··· Supplied records ···

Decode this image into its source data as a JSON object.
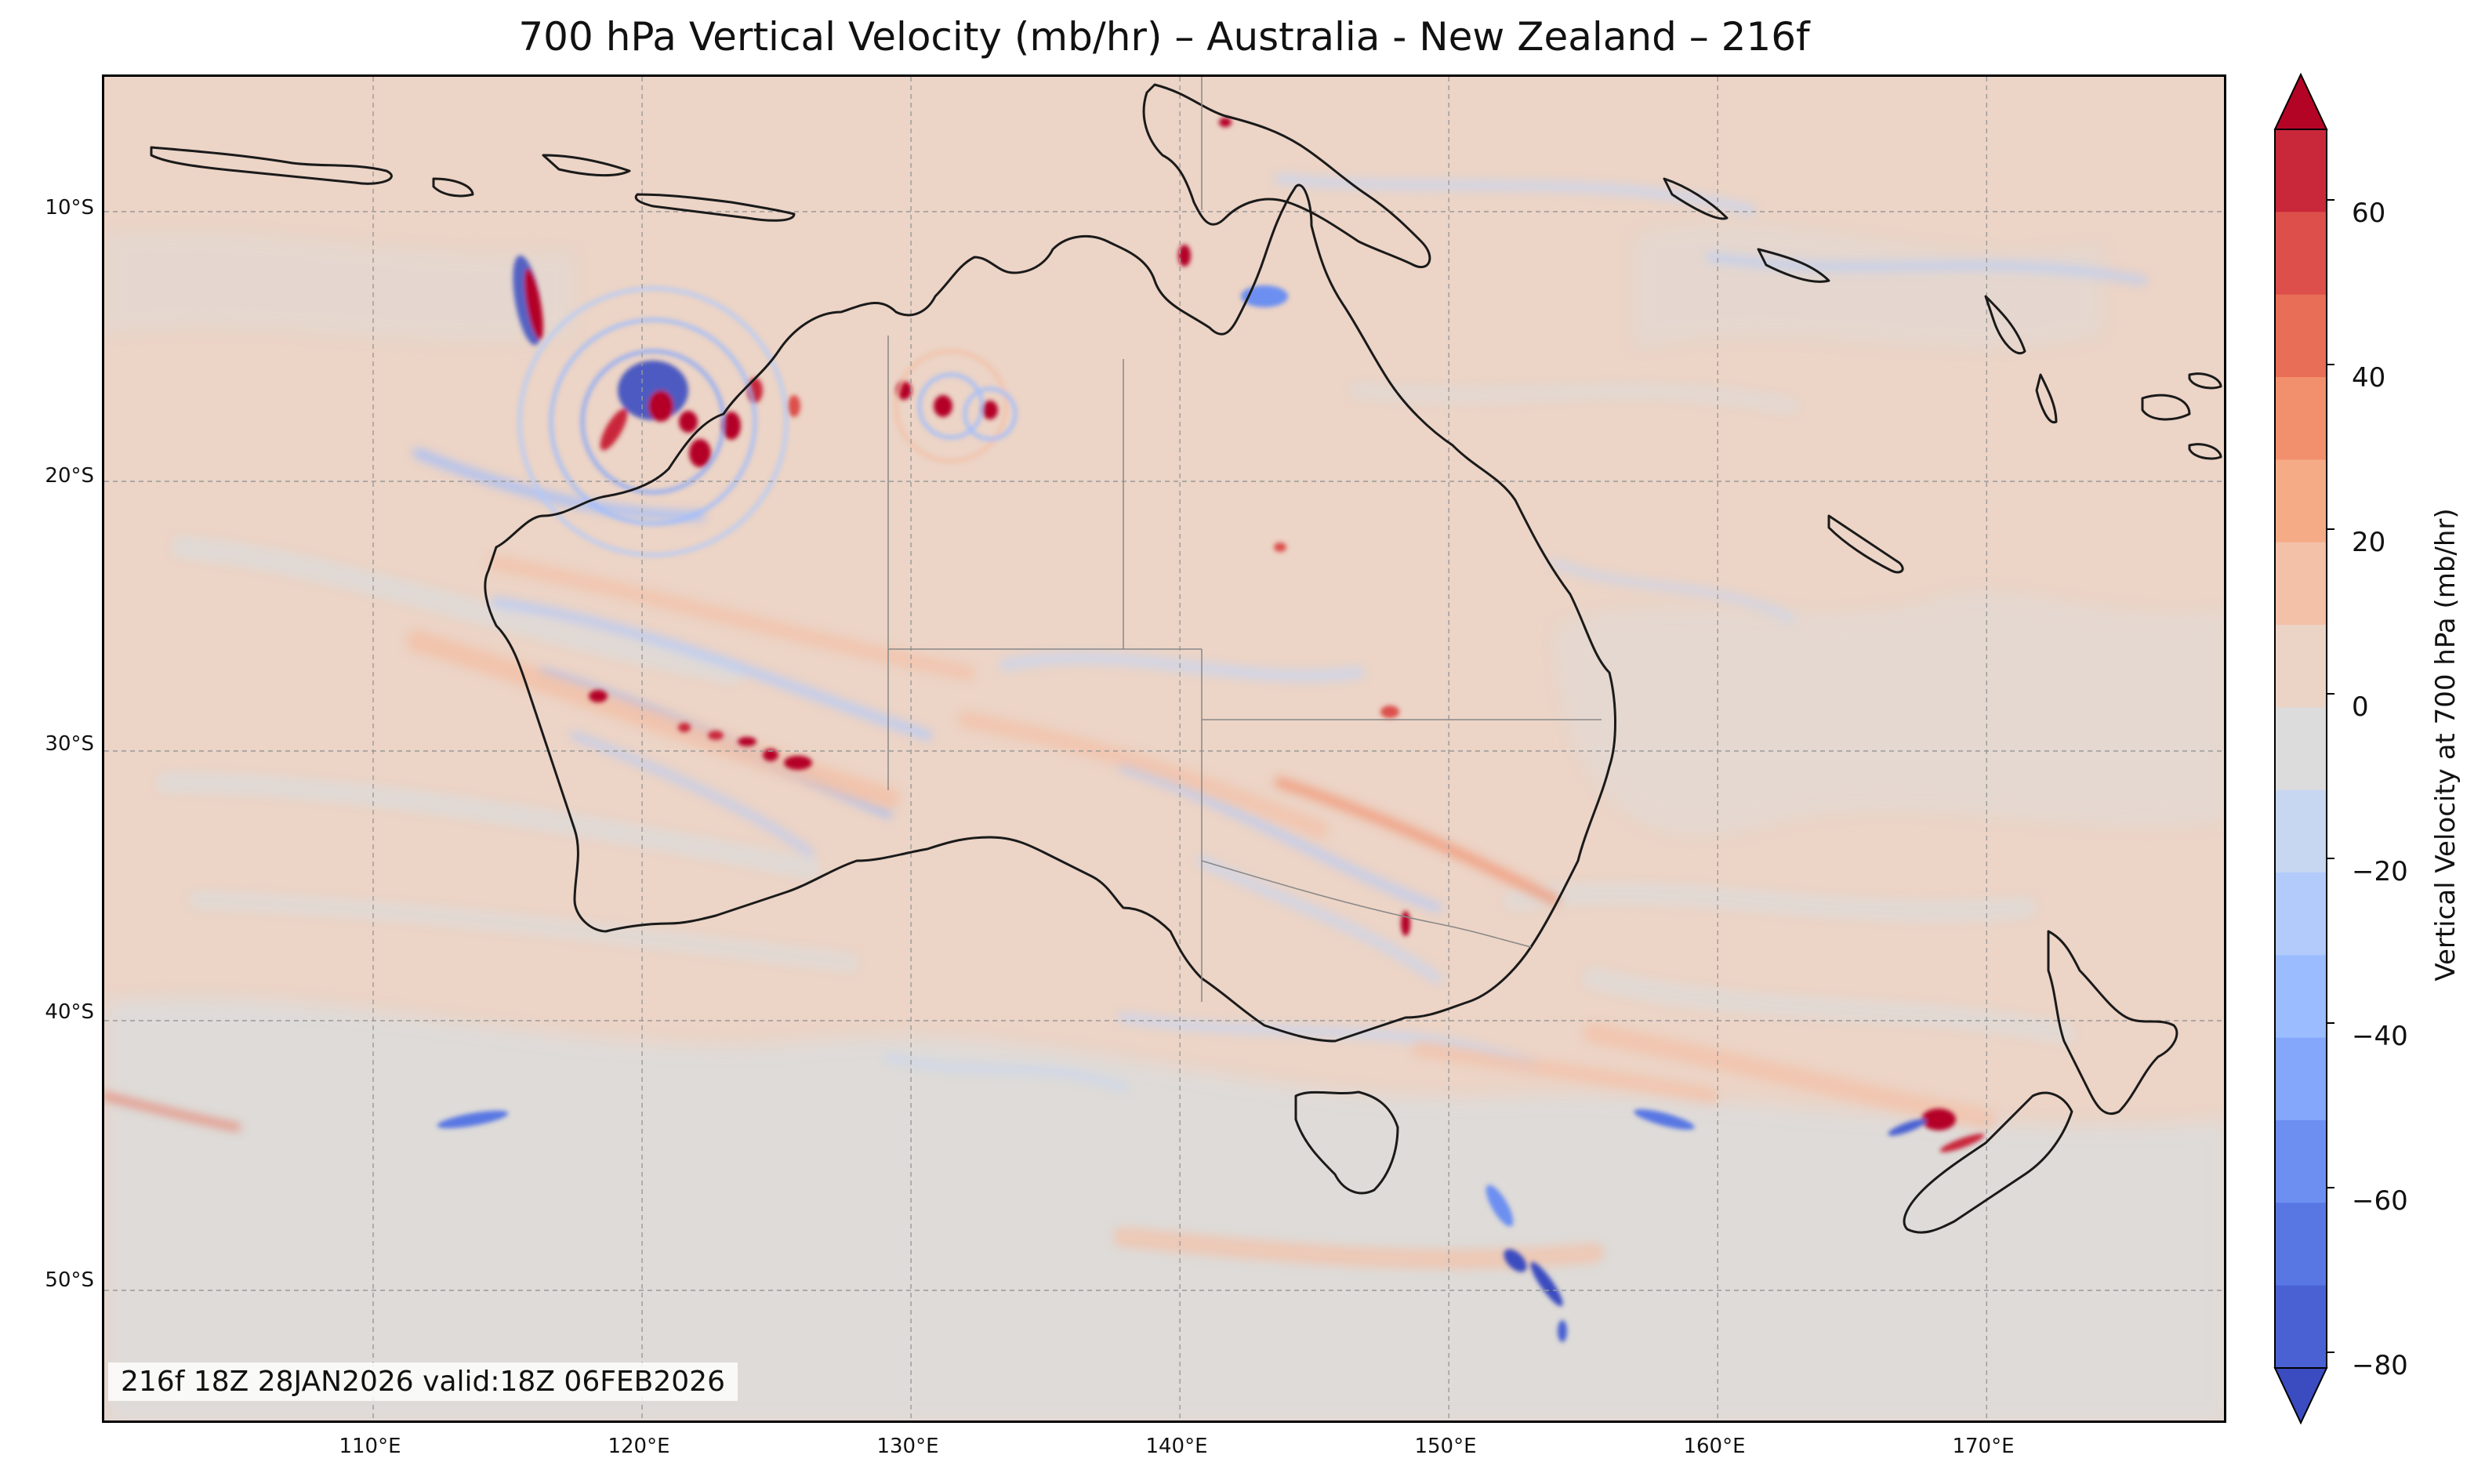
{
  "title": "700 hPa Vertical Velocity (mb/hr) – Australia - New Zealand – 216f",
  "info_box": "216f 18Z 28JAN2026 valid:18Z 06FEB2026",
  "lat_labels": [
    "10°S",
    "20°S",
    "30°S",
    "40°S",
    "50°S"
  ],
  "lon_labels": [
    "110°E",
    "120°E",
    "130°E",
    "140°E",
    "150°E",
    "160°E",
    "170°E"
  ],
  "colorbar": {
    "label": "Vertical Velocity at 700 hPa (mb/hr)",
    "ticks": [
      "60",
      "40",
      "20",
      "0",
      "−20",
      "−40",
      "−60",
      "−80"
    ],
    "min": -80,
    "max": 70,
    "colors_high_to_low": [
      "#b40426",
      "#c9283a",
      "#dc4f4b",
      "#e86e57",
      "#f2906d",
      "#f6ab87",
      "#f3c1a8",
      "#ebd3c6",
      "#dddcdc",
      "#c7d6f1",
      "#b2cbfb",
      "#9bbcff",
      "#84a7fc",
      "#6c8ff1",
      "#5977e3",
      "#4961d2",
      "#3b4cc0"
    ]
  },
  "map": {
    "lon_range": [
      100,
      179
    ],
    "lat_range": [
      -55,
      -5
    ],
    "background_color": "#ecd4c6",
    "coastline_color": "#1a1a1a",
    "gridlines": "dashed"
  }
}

···
··· Supplied records ···

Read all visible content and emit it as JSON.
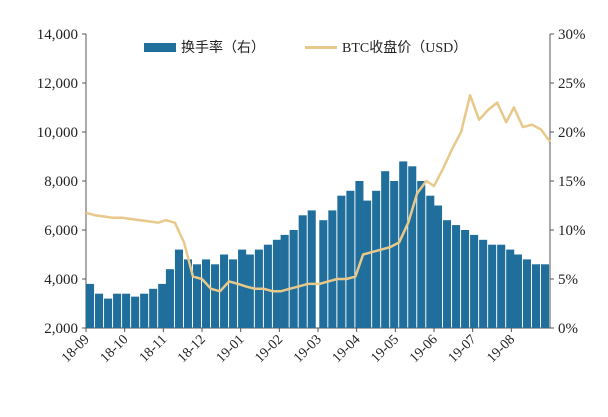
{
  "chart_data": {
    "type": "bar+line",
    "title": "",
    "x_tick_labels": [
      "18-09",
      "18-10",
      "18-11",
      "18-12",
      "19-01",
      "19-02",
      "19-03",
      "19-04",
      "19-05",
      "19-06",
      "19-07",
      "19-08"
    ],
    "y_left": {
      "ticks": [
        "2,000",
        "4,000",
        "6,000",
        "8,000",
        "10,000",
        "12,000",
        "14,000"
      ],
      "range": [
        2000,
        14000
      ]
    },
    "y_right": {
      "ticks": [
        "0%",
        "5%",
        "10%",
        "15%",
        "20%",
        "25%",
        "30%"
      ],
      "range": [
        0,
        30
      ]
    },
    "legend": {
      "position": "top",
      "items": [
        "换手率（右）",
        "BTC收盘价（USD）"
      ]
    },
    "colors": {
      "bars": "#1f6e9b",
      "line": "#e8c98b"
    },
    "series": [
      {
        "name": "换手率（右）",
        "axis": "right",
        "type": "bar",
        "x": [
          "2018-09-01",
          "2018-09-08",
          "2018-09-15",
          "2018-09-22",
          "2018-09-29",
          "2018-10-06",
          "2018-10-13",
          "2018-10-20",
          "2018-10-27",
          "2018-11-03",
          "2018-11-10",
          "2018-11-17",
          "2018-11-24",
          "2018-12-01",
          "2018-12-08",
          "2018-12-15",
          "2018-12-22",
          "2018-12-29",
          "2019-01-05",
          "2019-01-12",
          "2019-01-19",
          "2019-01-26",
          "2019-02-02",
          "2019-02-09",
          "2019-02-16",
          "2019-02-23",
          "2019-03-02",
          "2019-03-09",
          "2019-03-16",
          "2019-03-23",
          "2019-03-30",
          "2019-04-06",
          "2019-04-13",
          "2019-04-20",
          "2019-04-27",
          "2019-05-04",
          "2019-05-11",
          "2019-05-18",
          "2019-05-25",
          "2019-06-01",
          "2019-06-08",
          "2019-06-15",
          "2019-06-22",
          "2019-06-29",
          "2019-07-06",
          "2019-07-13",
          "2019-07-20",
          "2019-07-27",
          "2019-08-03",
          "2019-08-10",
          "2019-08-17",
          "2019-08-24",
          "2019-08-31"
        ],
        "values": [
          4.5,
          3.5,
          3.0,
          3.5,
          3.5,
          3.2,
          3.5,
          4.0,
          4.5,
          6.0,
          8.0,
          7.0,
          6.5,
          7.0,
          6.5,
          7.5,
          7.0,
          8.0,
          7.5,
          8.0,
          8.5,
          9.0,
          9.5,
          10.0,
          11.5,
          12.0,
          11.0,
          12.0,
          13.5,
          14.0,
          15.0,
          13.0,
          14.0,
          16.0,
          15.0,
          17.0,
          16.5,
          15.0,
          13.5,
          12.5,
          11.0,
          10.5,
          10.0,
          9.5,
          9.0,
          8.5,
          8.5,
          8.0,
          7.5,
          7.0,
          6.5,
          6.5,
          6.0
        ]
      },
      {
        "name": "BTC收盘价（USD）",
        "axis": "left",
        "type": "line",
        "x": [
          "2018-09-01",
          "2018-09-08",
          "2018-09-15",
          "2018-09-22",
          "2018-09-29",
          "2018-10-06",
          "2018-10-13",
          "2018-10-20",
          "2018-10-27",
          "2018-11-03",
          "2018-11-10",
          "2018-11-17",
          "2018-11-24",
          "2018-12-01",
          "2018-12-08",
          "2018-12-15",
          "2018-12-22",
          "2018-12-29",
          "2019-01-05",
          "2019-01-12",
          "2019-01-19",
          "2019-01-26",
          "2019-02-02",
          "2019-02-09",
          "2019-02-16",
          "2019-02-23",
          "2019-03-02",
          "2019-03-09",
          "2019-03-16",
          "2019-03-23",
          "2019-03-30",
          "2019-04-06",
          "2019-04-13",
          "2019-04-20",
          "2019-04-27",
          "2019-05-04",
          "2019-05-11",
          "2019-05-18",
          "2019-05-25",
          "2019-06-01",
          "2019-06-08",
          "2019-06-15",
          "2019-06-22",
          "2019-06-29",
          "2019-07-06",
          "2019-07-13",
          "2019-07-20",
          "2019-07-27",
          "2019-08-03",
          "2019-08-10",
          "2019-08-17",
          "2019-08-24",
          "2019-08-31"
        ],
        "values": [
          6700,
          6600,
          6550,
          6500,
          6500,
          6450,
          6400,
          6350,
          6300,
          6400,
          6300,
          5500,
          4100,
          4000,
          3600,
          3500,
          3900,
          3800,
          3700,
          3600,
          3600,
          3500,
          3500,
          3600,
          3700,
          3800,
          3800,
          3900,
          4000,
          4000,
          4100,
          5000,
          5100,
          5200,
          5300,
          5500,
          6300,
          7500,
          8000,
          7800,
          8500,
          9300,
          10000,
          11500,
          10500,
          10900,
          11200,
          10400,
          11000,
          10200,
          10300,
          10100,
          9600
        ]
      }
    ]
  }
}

···

Find the word "Velocity" in the data and copy out each line where it turns up.

  "title": "700 hPa Vertical Velocity (mb/hr) – Australia - New Zealand – 216f",
    "label": "Vertical Velocity at 700 hPa (mb/hr)",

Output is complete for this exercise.